Saved entries:

········

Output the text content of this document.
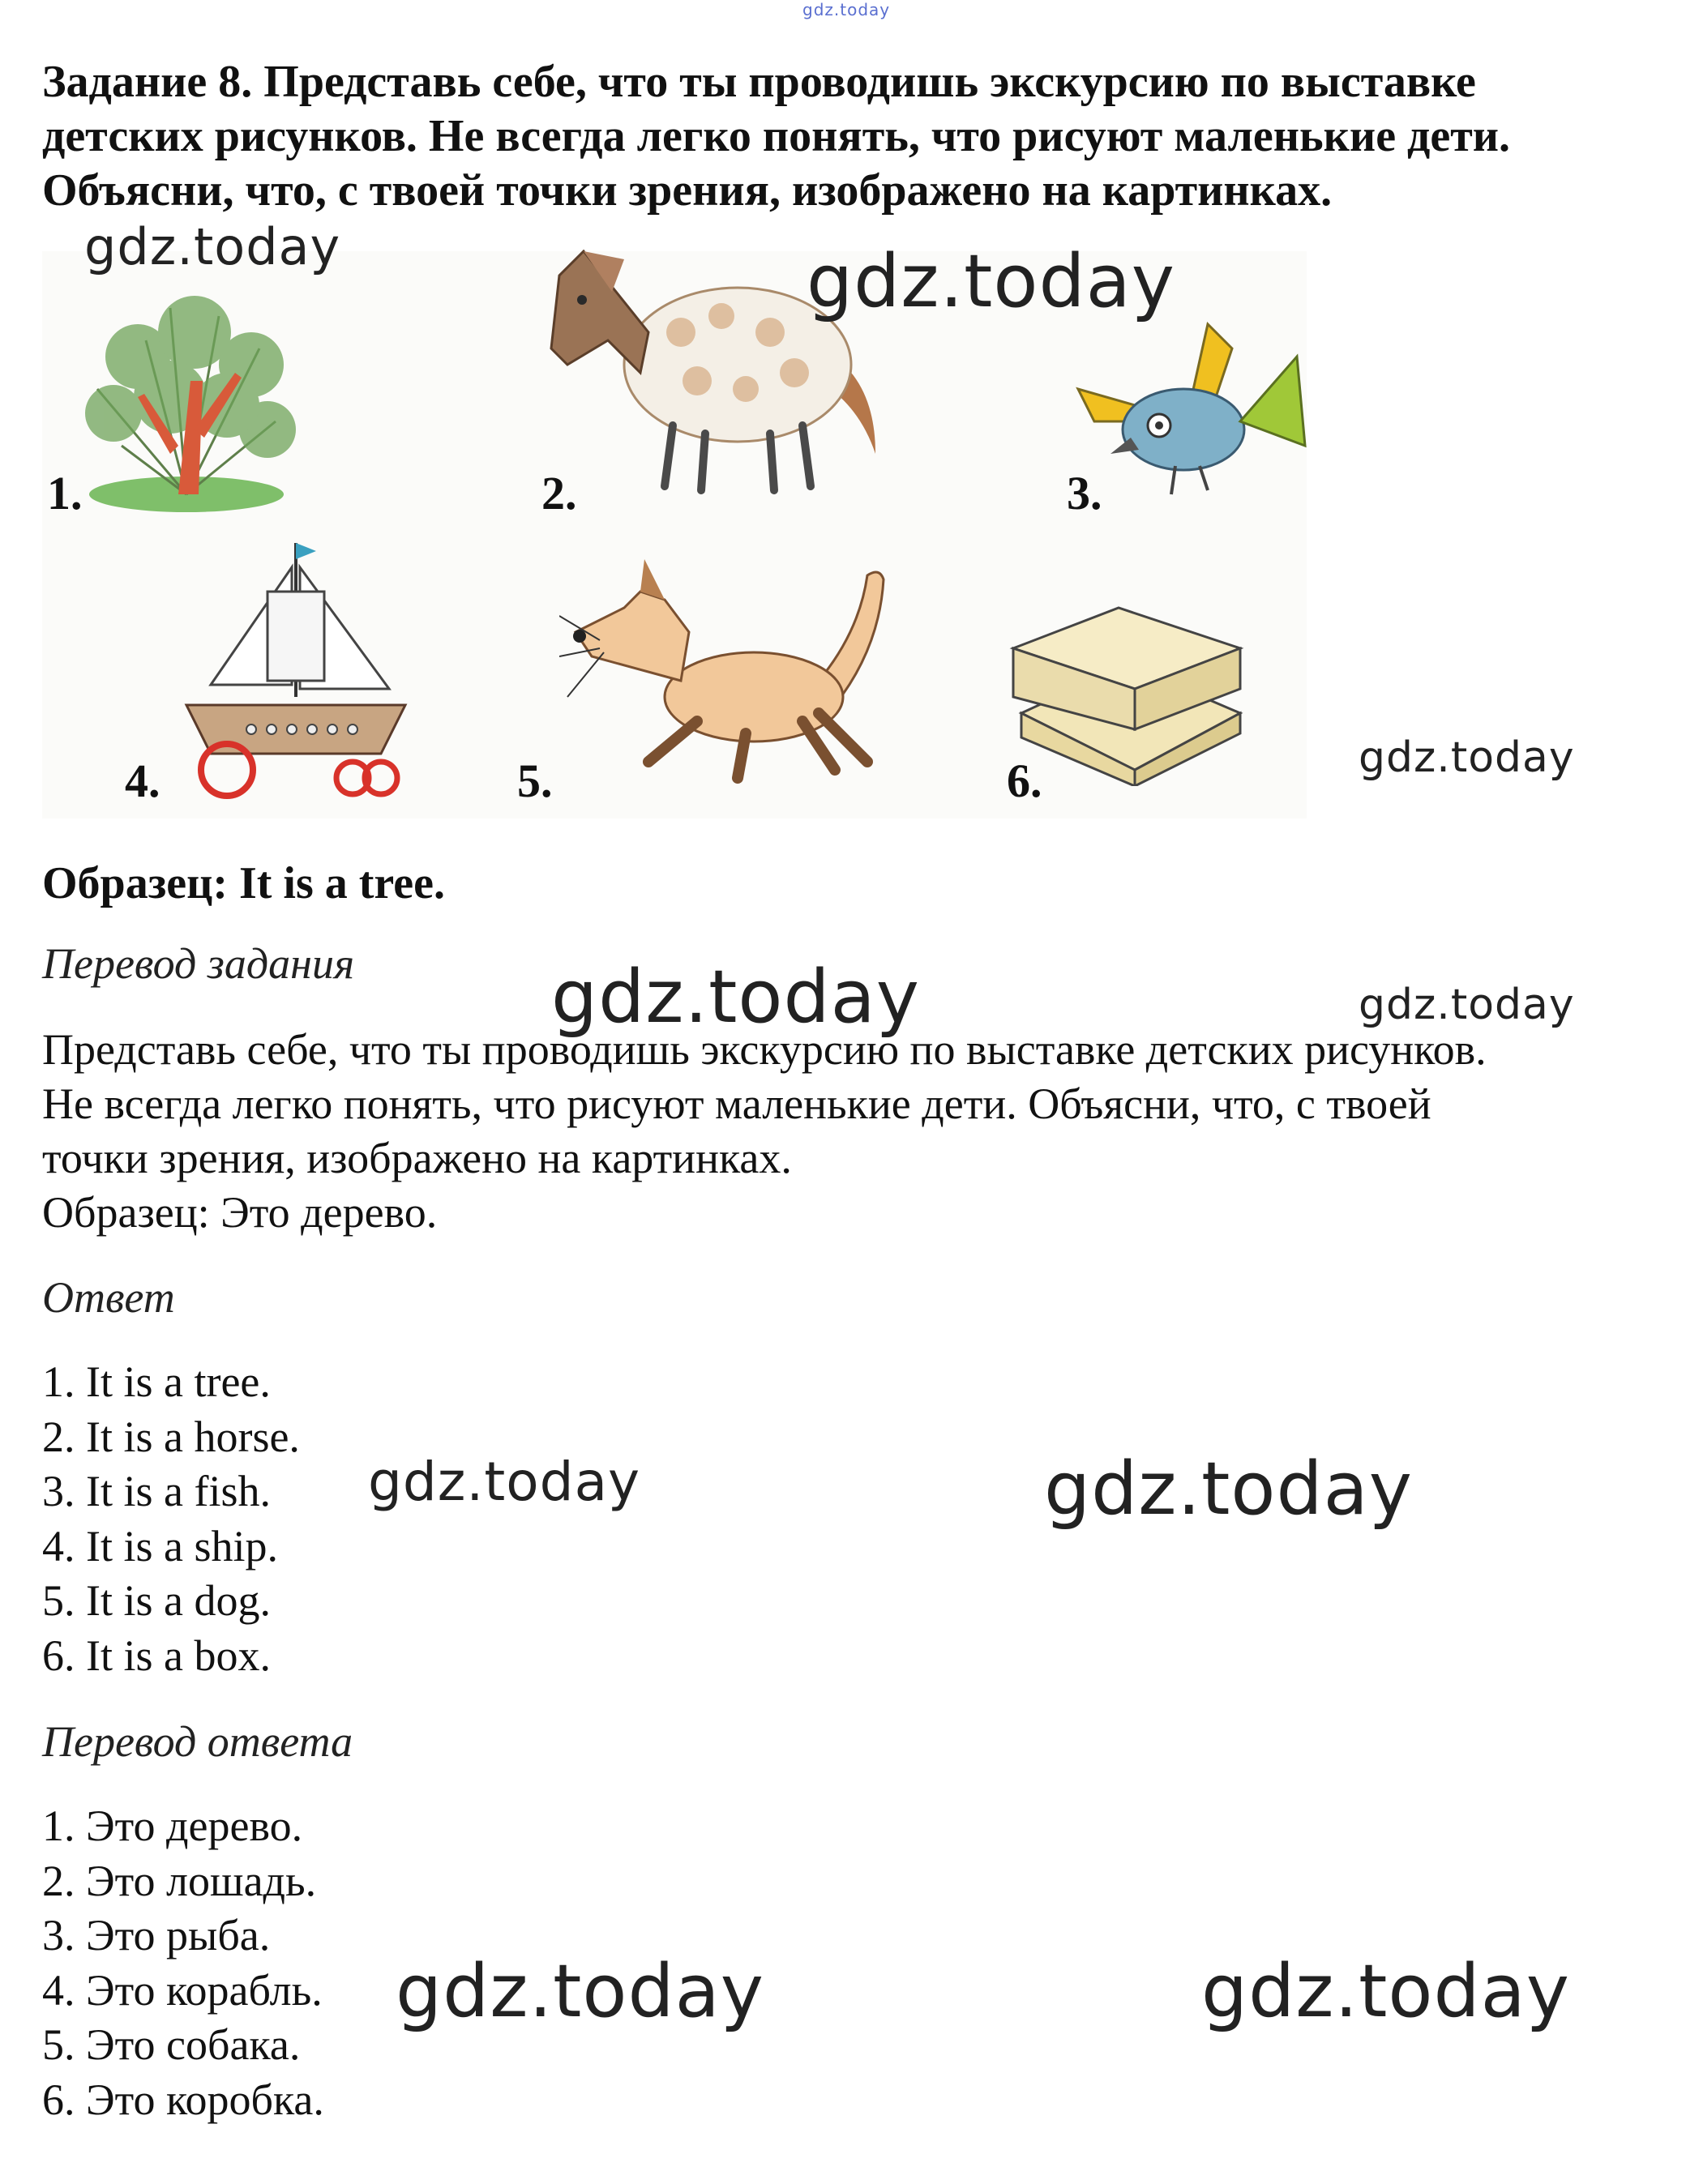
gdz.today
Задание 8. Представь себе, что ты проводишь экскурсию по выставке детских рисунков. Не всегда легко понять, что рисуют маленькие дети. Объясни, что, с твоей точки зрения, изображено на картинках.
1.	2.	3.
4.	5.	6.
gdz.today	gdz.today
gdz.today
Образец: It is a tree.
Перевод задания	gdz.today	gdz.today
Представь себе, что ты проводишь экскурсию по выставке детских рисунков.
Не всегда легко понять, что рисуют маленькие дети. Объясни, что, с твоей
точки зрения, изображено на картинках.
Образец: Это дерево.
Ответ
1. It is a tree.
2. It is a horse.
3. It is a fish.
4. It is a ship.
5. It is a dog.
6. It is a box.
gdz.today	gdz.today
Перевод ответа
1. Это дерево.
2. Это лошадь.
3. Это рыба.
4. Это корабль.
5. Это собака.
6. Это коробка.
gdz.today	gdz.today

········

Directions:
Looking at the material above, count the lines that hold "Перевод" and give the total alone.

The output:
2